> Data for this task:

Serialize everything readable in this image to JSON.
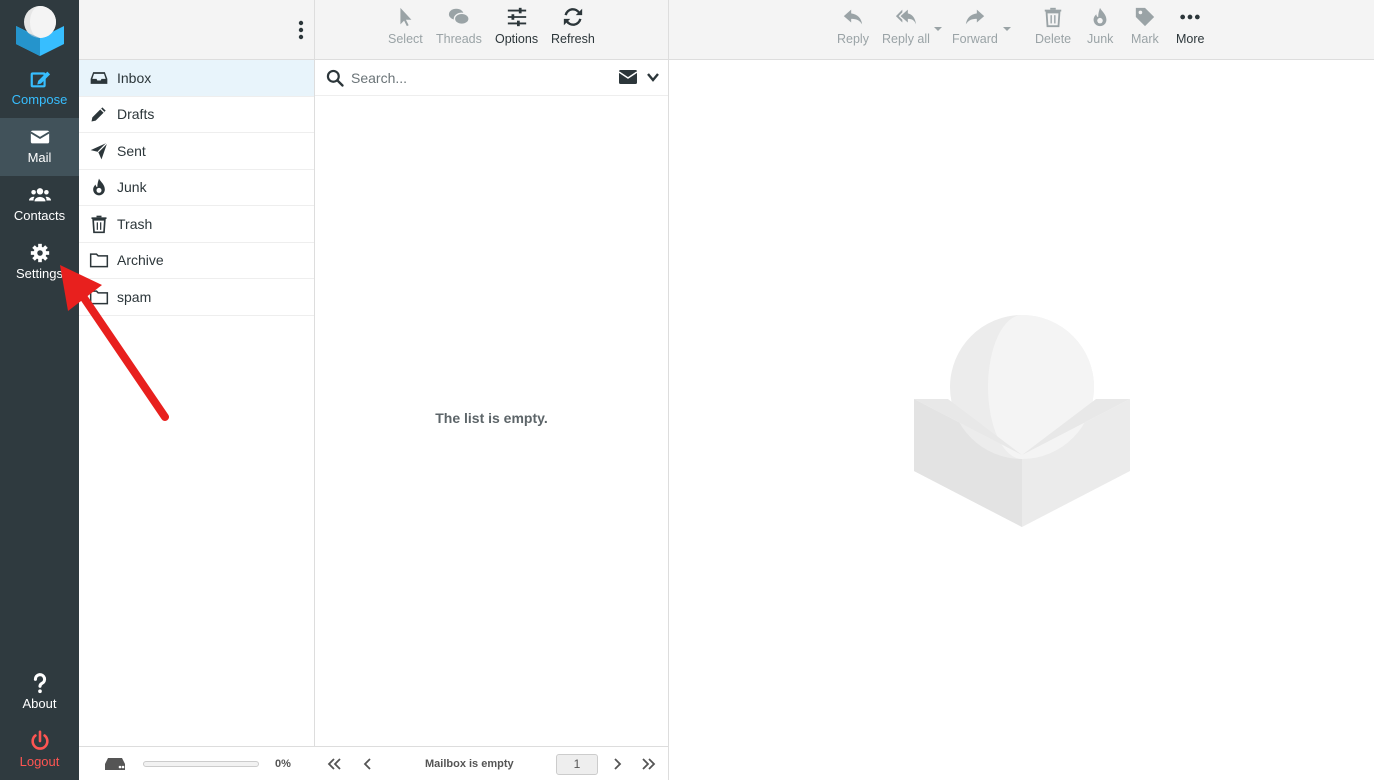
{
  "nav": {
    "compose": "Compose",
    "mail": "Mail",
    "contacts": "Contacts",
    "settings": "Settings",
    "about": "About",
    "logout": "Logout"
  },
  "folders": [
    {
      "label": "Inbox",
      "icon": "inbox-icon"
    },
    {
      "label": "Drafts",
      "icon": "pencil-icon"
    },
    {
      "label": "Sent",
      "icon": "paper-plane-icon"
    },
    {
      "label": "Junk",
      "icon": "fire-icon"
    },
    {
      "label": "Trash",
      "icon": "trash-icon"
    },
    {
      "label": "Archive",
      "icon": "folder-icon"
    },
    {
      "label": "spam",
      "icon": "folder-icon"
    }
  ],
  "quota": {
    "percent_label": "0%",
    "used_fraction": 0
  },
  "list_toolbar": {
    "select": "Select",
    "threads": "Threads",
    "options": "Options",
    "refresh": "Refresh"
  },
  "search": {
    "placeholder": "Search..."
  },
  "list": {
    "empty_message": "The list is empty."
  },
  "pager": {
    "status": "Mailbox is empty",
    "page": "1"
  },
  "message_toolbar": {
    "reply": "Reply",
    "reply_all": "Reply all",
    "forward": "Forward",
    "delete": "Delete",
    "junk": "Junk",
    "mark": "Mark",
    "more": "More"
  },
  "colors": {
    "nav_bg": "#2f3a3f",
    "accent": "#37beff",
    "logout": "#ff5552",
    "annotation_arrow": "#e8201e"
  }
}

> Short problem:
Extract each line from the entries above that contains the string "icon".

> Finished exercise:
      "icon": "inbox-icon"
      "icon": "pencil-icon"
      "icon": "paper-plane-icon"
      "icon": "fire-icon"
      "icon": "trash-icon"
      "icon": "folder-icon"
      "icon": "folder-icon"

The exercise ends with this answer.